#### [TO DO]
All lines holding the string "this" are to be shown.

Begin

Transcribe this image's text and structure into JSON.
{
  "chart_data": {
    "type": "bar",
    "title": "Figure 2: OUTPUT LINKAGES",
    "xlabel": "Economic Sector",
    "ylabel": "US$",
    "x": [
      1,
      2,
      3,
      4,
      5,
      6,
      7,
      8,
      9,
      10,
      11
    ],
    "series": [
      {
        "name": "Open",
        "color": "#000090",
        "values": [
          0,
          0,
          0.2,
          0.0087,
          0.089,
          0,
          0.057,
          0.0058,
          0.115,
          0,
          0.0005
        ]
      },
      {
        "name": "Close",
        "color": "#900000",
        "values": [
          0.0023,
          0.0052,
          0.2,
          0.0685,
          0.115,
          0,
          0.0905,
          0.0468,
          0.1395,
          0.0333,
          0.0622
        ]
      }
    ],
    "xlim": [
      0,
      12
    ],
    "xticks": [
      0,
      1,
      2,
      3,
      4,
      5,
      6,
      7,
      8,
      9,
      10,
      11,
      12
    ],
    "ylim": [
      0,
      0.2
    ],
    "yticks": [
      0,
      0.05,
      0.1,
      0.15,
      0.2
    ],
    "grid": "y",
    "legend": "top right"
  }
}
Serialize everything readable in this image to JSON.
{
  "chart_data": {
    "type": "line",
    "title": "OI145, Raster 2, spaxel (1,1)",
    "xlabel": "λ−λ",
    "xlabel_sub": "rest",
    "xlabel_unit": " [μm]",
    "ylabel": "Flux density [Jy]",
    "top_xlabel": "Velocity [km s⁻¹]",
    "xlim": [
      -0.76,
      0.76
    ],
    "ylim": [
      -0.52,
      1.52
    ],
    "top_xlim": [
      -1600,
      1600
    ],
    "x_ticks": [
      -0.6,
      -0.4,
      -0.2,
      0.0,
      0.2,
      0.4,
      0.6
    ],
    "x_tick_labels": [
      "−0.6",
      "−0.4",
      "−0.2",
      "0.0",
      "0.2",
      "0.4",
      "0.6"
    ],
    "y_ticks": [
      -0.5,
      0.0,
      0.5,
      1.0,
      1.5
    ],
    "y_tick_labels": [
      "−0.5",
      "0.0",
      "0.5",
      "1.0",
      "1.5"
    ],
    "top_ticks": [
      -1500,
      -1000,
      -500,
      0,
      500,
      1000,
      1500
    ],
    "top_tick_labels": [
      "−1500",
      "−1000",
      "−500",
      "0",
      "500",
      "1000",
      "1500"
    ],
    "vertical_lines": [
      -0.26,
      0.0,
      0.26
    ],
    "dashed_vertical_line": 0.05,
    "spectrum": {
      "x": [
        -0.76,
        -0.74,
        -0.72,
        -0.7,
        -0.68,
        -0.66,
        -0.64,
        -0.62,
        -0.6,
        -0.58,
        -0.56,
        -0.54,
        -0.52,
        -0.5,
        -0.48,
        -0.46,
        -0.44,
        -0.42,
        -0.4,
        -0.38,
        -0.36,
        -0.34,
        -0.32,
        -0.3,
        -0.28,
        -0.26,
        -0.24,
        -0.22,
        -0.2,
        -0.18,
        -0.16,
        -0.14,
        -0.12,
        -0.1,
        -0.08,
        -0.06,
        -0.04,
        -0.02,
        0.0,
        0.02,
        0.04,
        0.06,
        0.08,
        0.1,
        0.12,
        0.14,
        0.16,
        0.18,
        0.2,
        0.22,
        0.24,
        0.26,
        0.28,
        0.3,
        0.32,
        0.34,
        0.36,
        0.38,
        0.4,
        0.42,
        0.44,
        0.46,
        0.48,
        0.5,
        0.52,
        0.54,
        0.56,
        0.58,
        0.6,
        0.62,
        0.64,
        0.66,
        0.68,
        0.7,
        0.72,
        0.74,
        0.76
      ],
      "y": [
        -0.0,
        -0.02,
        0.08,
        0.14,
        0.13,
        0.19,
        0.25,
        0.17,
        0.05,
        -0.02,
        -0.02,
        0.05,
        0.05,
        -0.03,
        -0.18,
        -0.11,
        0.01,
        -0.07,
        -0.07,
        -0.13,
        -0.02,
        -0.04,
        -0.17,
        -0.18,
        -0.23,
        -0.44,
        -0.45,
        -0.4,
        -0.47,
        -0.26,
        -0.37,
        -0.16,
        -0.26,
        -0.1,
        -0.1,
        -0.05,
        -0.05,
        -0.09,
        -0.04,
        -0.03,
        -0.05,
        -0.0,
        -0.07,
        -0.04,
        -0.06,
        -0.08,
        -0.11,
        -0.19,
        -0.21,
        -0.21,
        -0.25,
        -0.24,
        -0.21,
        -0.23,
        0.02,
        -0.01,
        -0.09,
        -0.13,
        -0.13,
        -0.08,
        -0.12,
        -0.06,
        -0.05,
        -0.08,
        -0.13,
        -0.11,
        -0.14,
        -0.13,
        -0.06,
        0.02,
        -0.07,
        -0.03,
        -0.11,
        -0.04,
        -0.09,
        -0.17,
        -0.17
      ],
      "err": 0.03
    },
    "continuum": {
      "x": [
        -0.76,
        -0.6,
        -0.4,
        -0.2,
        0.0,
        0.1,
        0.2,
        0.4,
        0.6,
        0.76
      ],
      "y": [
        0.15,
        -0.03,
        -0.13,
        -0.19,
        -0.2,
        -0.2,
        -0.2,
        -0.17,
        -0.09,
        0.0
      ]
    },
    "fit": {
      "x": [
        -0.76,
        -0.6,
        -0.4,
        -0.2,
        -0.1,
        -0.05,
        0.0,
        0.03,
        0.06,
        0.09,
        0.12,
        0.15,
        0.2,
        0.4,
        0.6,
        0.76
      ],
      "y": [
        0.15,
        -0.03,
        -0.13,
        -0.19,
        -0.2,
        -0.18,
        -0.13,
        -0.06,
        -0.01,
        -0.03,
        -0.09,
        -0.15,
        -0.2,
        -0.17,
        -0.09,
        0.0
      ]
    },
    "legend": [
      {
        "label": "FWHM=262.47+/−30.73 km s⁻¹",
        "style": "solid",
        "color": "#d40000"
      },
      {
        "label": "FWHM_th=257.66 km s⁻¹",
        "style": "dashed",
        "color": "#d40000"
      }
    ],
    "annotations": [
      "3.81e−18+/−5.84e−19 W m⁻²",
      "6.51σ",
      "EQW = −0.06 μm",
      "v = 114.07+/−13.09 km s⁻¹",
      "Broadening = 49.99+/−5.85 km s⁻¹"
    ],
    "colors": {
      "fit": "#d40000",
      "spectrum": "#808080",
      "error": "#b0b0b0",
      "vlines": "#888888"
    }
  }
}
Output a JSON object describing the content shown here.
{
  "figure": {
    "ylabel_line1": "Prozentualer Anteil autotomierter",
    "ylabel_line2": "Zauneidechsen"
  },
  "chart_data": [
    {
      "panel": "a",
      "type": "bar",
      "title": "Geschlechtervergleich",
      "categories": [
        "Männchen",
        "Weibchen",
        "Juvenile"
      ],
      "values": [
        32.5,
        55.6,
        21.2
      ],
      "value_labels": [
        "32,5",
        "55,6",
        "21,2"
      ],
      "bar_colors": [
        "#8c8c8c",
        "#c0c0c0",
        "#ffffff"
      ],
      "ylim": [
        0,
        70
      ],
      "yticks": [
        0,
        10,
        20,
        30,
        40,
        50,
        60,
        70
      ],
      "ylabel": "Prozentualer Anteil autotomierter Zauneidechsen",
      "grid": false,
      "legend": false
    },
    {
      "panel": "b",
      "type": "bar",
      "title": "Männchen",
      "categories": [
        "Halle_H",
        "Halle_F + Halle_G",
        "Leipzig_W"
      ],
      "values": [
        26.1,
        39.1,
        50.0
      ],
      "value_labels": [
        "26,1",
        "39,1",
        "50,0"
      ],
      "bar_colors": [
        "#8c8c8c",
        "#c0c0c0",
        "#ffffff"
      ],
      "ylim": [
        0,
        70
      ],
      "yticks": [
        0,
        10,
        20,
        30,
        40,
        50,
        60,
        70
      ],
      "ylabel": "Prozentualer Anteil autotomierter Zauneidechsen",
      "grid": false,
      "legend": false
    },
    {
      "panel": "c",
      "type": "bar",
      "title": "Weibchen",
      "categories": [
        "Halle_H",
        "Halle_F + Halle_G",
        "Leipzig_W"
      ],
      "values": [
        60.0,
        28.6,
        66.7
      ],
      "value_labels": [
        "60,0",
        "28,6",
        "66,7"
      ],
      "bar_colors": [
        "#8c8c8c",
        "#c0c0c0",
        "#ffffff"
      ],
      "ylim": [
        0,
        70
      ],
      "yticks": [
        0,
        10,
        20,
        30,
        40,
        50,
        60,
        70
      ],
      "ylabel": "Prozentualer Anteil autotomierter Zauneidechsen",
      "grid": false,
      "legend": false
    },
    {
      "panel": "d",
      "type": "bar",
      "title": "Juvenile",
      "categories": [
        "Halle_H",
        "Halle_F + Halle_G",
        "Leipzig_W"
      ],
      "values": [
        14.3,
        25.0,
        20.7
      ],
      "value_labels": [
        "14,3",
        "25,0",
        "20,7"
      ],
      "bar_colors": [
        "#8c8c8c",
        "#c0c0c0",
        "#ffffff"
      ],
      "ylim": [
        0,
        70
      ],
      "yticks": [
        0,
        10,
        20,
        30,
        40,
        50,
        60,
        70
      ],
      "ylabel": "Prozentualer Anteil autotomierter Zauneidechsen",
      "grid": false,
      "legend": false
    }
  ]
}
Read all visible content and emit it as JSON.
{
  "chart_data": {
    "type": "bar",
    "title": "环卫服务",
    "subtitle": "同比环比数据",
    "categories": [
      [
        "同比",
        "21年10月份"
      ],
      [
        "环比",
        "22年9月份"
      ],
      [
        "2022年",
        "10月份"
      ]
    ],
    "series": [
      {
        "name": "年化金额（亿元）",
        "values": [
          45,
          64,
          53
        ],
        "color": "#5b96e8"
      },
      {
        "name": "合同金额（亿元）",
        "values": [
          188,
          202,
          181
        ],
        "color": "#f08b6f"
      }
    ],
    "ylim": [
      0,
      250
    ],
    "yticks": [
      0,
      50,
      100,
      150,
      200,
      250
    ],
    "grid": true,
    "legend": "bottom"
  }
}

End

#### [ANSWER TO THE TASK]
Transcribe this image's text and structure into JSON.
Serialize everything readable in this image to JSON.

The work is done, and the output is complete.